Exercise objective
In the records that follow, show each line where the word "صفحه" is present.

━━ Data listing ━━

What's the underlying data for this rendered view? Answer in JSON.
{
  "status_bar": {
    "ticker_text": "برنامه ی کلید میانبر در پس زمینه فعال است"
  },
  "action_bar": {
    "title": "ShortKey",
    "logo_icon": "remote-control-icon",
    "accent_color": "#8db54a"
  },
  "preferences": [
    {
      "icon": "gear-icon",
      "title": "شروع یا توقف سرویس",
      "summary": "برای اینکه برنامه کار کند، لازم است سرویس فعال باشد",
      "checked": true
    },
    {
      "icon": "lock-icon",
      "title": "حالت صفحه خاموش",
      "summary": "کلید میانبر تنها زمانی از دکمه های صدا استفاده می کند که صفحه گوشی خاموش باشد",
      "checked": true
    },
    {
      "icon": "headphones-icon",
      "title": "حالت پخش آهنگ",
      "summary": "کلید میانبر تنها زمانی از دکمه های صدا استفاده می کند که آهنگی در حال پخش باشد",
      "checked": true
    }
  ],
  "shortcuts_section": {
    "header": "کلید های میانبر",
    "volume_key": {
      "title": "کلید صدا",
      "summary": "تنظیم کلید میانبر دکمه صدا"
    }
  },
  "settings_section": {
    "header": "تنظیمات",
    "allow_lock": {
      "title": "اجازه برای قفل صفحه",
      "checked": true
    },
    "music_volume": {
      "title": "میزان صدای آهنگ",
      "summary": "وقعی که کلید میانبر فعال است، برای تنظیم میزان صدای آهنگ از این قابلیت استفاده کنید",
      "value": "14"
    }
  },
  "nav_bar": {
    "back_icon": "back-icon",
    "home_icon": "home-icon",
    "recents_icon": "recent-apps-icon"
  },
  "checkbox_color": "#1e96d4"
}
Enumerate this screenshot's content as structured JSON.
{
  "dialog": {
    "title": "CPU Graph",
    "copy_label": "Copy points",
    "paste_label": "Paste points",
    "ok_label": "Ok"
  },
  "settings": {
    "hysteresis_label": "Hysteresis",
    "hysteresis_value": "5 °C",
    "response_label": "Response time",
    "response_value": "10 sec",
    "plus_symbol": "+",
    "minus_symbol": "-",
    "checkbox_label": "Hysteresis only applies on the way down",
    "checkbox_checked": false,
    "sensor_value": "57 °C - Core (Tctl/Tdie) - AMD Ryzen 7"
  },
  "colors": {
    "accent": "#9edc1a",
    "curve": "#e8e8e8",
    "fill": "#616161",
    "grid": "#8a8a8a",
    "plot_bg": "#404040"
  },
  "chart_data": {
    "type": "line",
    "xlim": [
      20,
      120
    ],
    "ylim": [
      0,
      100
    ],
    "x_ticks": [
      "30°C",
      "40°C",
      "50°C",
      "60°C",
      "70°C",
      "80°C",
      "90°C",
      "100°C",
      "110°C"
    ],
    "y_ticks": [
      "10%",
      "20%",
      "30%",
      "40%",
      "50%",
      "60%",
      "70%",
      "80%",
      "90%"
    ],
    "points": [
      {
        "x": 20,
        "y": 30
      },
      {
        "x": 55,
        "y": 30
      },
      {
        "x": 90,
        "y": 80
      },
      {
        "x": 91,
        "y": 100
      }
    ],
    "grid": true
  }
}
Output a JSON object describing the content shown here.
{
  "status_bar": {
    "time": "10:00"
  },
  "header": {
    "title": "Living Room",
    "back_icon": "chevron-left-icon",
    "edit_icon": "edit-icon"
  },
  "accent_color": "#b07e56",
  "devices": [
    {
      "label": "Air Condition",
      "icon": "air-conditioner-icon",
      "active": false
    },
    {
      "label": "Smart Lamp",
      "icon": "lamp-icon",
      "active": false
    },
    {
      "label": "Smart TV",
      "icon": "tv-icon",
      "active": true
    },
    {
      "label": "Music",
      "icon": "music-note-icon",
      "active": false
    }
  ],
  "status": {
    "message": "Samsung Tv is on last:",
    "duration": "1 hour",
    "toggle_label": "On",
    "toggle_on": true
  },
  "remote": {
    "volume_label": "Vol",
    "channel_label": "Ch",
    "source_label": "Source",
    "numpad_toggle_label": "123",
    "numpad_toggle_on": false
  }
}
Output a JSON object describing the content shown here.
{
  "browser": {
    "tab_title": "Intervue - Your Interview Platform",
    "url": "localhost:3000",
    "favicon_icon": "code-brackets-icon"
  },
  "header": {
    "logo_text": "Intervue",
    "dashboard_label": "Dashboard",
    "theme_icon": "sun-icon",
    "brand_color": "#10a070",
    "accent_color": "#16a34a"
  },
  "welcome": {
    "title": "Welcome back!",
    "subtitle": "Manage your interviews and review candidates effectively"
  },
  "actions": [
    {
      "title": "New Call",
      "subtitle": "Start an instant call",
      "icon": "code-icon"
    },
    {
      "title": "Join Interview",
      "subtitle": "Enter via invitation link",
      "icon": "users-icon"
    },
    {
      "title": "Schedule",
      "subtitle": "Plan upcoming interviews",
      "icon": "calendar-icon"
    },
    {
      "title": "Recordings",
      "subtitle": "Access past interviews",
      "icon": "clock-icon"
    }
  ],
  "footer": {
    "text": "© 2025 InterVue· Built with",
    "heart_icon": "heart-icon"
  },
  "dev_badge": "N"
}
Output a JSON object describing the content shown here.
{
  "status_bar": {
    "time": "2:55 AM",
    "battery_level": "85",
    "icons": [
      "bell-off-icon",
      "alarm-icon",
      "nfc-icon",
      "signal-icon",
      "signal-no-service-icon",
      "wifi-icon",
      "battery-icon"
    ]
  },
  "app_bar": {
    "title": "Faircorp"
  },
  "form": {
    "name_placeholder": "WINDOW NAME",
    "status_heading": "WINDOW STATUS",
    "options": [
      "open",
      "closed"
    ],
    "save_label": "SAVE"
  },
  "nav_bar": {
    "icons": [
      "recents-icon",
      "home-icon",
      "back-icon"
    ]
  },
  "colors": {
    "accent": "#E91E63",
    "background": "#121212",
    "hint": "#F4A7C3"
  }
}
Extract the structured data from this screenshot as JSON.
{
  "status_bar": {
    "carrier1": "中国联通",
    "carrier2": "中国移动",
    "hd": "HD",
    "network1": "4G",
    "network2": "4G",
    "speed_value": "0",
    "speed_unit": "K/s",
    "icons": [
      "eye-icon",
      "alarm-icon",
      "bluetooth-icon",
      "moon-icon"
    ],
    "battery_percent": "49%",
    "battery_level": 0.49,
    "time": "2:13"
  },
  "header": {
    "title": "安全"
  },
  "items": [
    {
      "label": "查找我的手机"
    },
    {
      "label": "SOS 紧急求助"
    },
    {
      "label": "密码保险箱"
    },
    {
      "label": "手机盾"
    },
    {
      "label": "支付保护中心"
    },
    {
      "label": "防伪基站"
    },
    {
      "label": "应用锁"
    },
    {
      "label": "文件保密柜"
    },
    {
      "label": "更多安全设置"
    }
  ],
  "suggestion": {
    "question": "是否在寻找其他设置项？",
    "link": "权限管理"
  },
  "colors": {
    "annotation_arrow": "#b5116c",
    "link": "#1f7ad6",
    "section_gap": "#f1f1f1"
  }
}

━━━

Result
      "title": "حالت صفحه خاموش",
      "summary": "کلید میانبر تنها زمانی از دکمه های صدا استفاده می کند که صفحه گوشی خاموش باشد",
      "title": "اجازه برای قفل صفحه",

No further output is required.